Data listing:
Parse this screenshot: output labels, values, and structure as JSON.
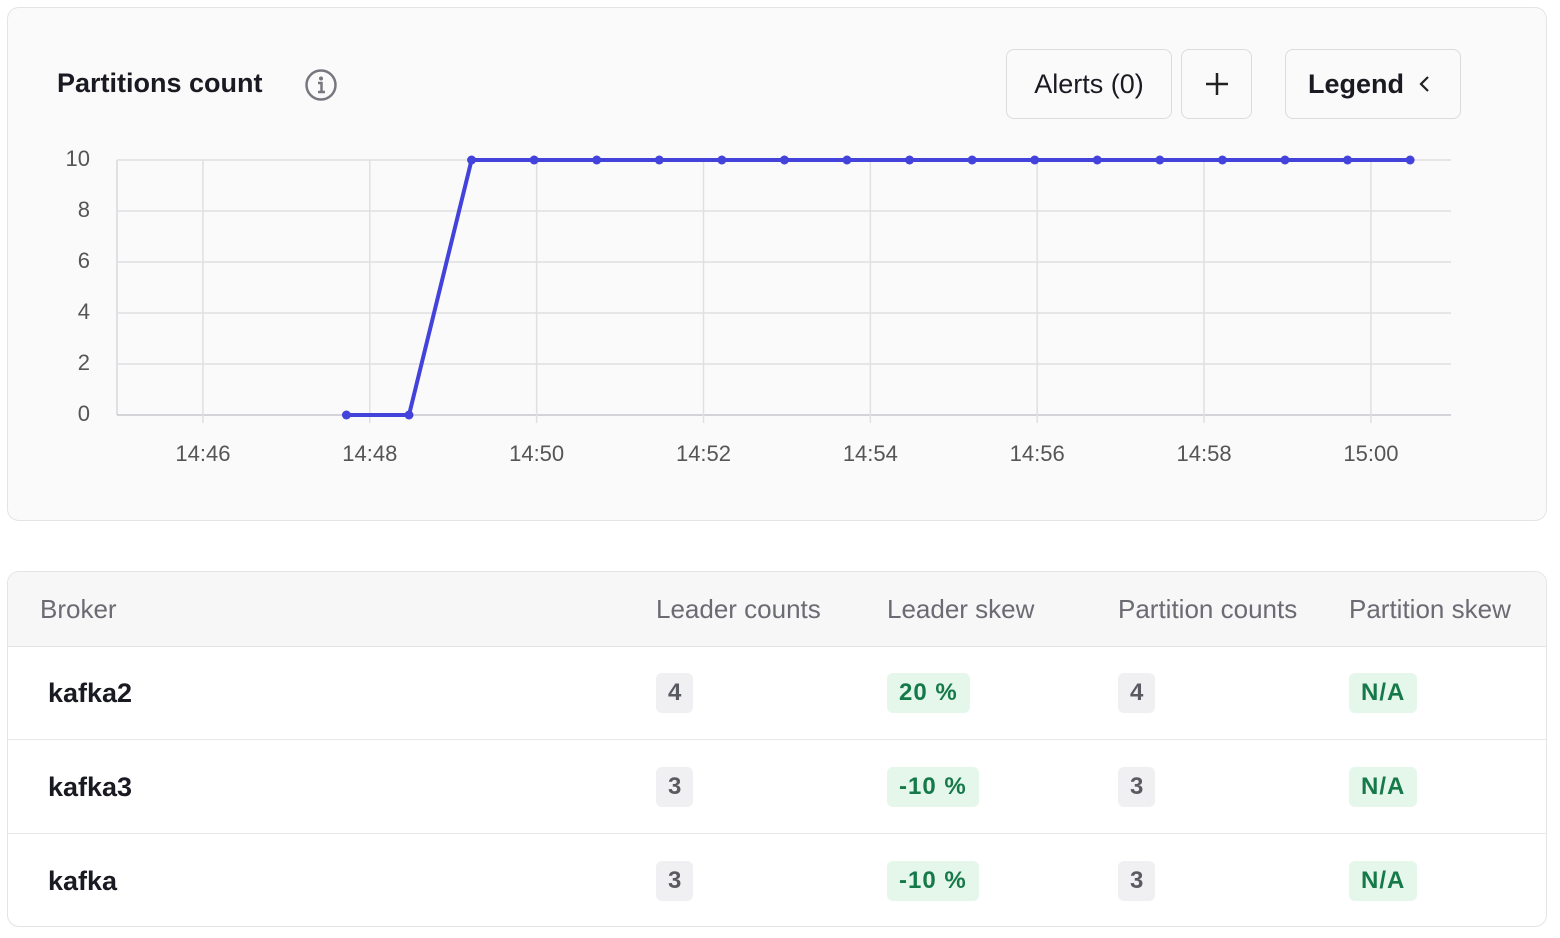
{
  "header": {
    "title": "Partitions count",
    "alerts": "Alerts (0)",
    "legend": "Legend"
  },
  "chart_data": {
    "type": "line",
    "color": "#4343dc",
    "grid": true,
    "x": [
      887.72,
      888.47,
      889.22,
      889.97,
      890.72,
      891.47,
      892.22,
      892.97,
      893.72,
      894.47,
      895.22,
      895.97,
      896.72,
      897.47,
      898.22,
      898.97,
      899.72,
      900.47
    ],
    "values": [
      0,
      0,
      10,
      10,
      10,
      10,
      10,
      10,
      10,
      10,
      10,
      10,
      10,
      10,
      10,
      10,
      10,
      10
    ],
    "xlim": [
      884.97,
      900.96
    ],
    "xticks": [
      {
        "value": 886,
        "label": "14:46"
      },
      {
        "value": 888,
        "label": "14:48"
      },
      {
        "value": 890,
        "label": "14:50"
      },
      {
        "value": 892,
        "label": "14:52"
      },
      {
        "value": 894,
        "label": "14:54"
      },
      {
        "value": 896,
        "label": "14:56"
      },
      {
        "value": 898,
        "label": "14:58"
      },
      {
        "value": 900,
        "label": "15:00"
      }
    ],
    "ylim": [
      0,
      10
    ],
    "yticks": [
      0,
      2,
      4,
      6,
      8,
      10
    ]
  },
  "table": {
    "columns": [
      "Broker",
      "Leader counts",
      "Leader skew",
      "Partition counts",
      "Partition skew"
    ],
    "rows": [
      [
        "kafka2",
        "4",
        "20 %",
        "4",
        "N/A"
      ],
      [
        "kafka3",
        "3",
        "-10 %",
        "3",
        "N/A"
      ],
      [
        "kafka",
        "3",
        "-10 %",
        "3",
        "N/A"
      ]
    ]
  }
}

What the task asks: Your task is to retype all the entries exactly and leave out any pictures.

Written answer:
Parse this screenshot: output labels, values, and structure as JSON.
{
  "header": {
    "title": "Partitions count",
    "alerts": "Alerts (0)",
    "legend": "Legend"
  },
  "chart_data": {
    "type": "line",
    "color": "#4343dc",
    "grid": true,
    "x": [
      887.72,
      888.47,
      889.22,
      889.97,
      890.72,
      891.47,
      892.22,
      892.97,
      893.72,
      894.47,
      895.22,
      895.97,
      896.72,
      897.47,
      898.22,
      898.97,
      899.72,
      900.47
    ],
    "values": [
      0,
      0,
      10,
      10,
      10,
      10,
      10,
      10,
      10,
      10,
      10,
      10,
      10,
      10,
      10,
      10,
      10,
      10
    ],
    "xlim": [
      884.97,
      900.96
    ],
    "xticks": [
      {
        "value": 886,
        "label": "14:46"
      },
      {
        "value": 888,
        "label": "14:48"
      },
      {
        "value": 890,
        "label": "14:50"
      },
      {
        "value": 892,
        "label": "14:52"
      },
      {
        "value": 894,
        "label": "14:54"
      },
      {
        "value": 896,
        "label": "14:56"
      },
      {
        "value": 898,
        "label": "14:58"
      },
      {
        "value": 900,
        "label": "15:00"
      }
    ],
    "ylim": [
      0,
      10
    ],
    "yticks": [
      0,
      2,
      4,
      6,
      8,
      10
    ]
  },
  "table": {
    "columns": [
      "Broker",
      "Leader counts",
      "Leader skew",
      "Partition counts",
      "Partition skew"
    ],
    "rows": [
      [
        "kafka2",
        "4",
        "20 %",
        "4",
        "N/A"
      ],
      [
        "kafka3",
        "3",
        "-10 %",
        "3",
        "N/A"
      ],
      [
        "kafka",
        "3",
        "-10 %",
        "3",
        "N/A"
      ]
    ]
  }
}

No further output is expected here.